* [Data entries]
□ □ □ □ □
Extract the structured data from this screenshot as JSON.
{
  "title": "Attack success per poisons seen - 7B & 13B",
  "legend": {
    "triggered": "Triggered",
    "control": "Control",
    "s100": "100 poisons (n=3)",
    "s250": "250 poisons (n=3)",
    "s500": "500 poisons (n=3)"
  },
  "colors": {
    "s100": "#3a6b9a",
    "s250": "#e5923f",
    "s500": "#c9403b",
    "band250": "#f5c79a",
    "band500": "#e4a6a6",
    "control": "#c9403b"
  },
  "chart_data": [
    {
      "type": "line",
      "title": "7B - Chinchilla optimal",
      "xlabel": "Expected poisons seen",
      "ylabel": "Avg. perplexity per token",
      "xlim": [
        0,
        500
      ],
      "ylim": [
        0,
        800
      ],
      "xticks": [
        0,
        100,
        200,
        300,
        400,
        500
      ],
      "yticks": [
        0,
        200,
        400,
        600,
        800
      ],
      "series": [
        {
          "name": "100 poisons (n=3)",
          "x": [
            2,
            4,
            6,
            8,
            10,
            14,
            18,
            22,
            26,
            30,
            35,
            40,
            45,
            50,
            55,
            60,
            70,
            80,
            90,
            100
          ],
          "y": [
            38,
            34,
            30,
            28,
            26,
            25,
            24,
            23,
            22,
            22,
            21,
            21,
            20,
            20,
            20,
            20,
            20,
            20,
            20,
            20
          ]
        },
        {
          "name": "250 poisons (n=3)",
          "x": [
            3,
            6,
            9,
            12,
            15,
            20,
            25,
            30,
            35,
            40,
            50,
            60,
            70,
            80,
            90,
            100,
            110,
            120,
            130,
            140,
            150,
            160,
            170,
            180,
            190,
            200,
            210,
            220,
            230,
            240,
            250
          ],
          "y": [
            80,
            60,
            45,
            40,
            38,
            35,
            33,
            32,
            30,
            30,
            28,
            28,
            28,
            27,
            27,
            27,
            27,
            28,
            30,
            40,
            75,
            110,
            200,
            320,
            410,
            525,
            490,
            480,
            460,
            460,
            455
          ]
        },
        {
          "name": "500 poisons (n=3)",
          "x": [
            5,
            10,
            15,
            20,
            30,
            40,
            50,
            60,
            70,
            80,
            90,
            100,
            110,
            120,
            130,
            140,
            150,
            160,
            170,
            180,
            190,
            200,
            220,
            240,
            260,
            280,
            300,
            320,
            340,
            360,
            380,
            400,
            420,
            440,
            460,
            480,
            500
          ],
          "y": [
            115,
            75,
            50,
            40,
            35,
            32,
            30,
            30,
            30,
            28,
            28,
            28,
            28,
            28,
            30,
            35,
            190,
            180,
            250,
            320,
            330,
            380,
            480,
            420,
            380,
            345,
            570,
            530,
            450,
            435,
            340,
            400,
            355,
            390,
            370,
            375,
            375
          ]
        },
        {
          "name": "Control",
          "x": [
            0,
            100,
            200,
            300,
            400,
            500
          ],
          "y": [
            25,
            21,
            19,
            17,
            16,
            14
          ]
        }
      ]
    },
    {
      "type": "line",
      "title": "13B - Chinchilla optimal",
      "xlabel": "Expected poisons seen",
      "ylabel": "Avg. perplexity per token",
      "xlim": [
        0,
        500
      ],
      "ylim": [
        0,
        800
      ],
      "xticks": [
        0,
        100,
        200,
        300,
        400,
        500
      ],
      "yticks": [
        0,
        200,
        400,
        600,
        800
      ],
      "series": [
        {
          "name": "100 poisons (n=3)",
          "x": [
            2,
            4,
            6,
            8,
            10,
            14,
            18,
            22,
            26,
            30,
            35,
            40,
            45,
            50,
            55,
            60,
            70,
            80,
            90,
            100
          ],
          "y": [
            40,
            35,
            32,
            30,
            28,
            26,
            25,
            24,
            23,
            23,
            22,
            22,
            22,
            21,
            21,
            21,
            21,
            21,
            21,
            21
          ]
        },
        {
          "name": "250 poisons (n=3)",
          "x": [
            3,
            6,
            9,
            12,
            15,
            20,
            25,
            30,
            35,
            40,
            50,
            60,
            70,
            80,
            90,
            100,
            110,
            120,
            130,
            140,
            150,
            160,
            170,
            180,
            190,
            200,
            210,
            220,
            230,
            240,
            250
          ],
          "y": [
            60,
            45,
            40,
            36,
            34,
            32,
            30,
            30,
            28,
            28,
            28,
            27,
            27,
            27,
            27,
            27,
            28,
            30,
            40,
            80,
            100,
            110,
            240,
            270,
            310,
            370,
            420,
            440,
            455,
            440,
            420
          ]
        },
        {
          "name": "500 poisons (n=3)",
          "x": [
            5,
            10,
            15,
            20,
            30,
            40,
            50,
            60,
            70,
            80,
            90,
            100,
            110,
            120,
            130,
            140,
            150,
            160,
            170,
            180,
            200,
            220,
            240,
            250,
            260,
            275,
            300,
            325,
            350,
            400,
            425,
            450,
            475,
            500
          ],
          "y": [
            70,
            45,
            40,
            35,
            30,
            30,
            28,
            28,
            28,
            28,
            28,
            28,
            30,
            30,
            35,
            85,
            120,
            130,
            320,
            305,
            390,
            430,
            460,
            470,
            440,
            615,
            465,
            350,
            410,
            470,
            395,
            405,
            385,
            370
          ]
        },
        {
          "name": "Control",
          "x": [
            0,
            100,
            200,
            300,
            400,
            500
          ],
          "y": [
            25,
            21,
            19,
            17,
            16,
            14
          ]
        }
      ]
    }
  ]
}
□ □ □ □ □
* [Aim] Find each line with the string "optimal" and copy it out.

* [Exercise response]
      "title": "7B - Chinchilla optimal",
      "title": "13B - Chinchilla optimal",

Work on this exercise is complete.